• EXERCICES:
A. À partir de l'extrait sur le code des douanes, répondez brièvement :
(i) Quel organisme a organisé la rencontre sur le statut d'Opérateur économique agréé ?
(ii) Quel principe la nouvelle version du code consacre-t-elle ?
(iii) Selon M. Bentahar, de quel guide la force juridique sera-t-elle assortie ?
B. Poursuivez l'extrait sur le code des douanes à la suite de sa dernière phrase.

• EXTRAIT DE PAGE:
——————————

Le nouveau projet de code des douanes, renforçant notamment la mission économique de l'administration douanière, a été adopté, il y a une semaine, par le gouvernement, a indiqué, hier à Alger, le directeur générale des douanes, Kaddour Bentahar.
Ce nouveau projet de texte comporte de nouvelles dispositions dont essentiellement celles relatives au renforcement de la mission de cette institution dans la sécurité et la protection de l'économie nationale, a souligné M. Bentahar lors d'une rencontre sur le statut d'Opérateur économique agréé (OEA), organisée par le World Trade Center Algeria.
La nouvelle version du code des douanes consacre le principe du partenariat entre les douanes et l'entreprise à travers l'introduction de mesures d'accompagnement, notamment en matière juridique.
«Nous aurons une force juridique à la base avec un guide de procédures simplifiées et personnalisées pour l'exportation et l'importation», a-t-il avancé.
En ce qui concerne les questions du contentieux, le texte «lève toutes les ambiguïtés et donne plus de sens au contentieux douanier afin d'encadrer et de réprimer, dans un cadre légal, la matière contentieuse», a-t-il poursuivi.

——————————

• DONNÉES:
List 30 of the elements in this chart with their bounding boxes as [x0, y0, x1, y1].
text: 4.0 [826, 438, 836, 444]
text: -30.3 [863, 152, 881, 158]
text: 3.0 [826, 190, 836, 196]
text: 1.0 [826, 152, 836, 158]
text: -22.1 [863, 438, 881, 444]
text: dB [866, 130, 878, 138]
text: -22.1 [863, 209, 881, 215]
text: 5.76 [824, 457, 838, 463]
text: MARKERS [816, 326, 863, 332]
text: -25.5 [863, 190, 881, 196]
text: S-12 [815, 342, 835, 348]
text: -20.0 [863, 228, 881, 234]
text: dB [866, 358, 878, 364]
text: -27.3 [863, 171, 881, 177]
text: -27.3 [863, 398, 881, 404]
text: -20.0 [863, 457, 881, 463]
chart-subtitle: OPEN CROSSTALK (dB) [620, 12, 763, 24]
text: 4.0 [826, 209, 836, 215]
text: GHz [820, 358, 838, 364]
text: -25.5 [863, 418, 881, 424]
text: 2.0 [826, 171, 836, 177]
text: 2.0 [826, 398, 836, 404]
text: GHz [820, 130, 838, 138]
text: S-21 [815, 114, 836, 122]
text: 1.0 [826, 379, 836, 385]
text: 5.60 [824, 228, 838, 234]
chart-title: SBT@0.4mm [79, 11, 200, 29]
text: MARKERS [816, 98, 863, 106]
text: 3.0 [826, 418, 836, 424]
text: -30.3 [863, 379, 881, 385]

——————————

• RÉPONSES DANS L'ORDRE:
A.
(i) Le World Trade Center Algeria.
(ii) Le principe du partenariat entre les douanes et l'entreprise.
(iii) Un guide de procédures simplifiées et personnalisées pour l'exportation et l'importation.

B.
En matière de litige, le code consacre le principe du recours et de la transparence à travers des commissions de recours au niveau local: «Nous mettrons en place, pour la première fois, des commissions de recours au niveau local au lieu d'une seule commission nationale basée à Alger».
Le nouveau projet de code met aussi un ancrage juridique en ce qui concerne la communication institutionnelle et internationale et renforce la protection de l'agent douanier dans l'exercice de ses missions.
Par ailleurs, M. Bentahar a fait savoir que la nouvelle stratégie réorganisant l'administration douanière a été récemment finalisée. «Nous avions arrêté, il y a 4 mois, une feuille de route qui trace sept (7) grands axes d'audit pour une refonte de l'administration. Nous venons de restituer les conclusions qui font l'objet de la stratégie de l'administration des douanes pour 2016-2019», a-t-il précisé.
Il a souligné que la nouvelle stratégie concerne la refonte de l'administration douanière et son adaptation pour le recentrage des missions, la décentralisation de l'acte de gestion en matière de ressources humaines, l'aspect procédural de l'acte de dédouanement, le système d'information des douanes, la communication et le contrôle.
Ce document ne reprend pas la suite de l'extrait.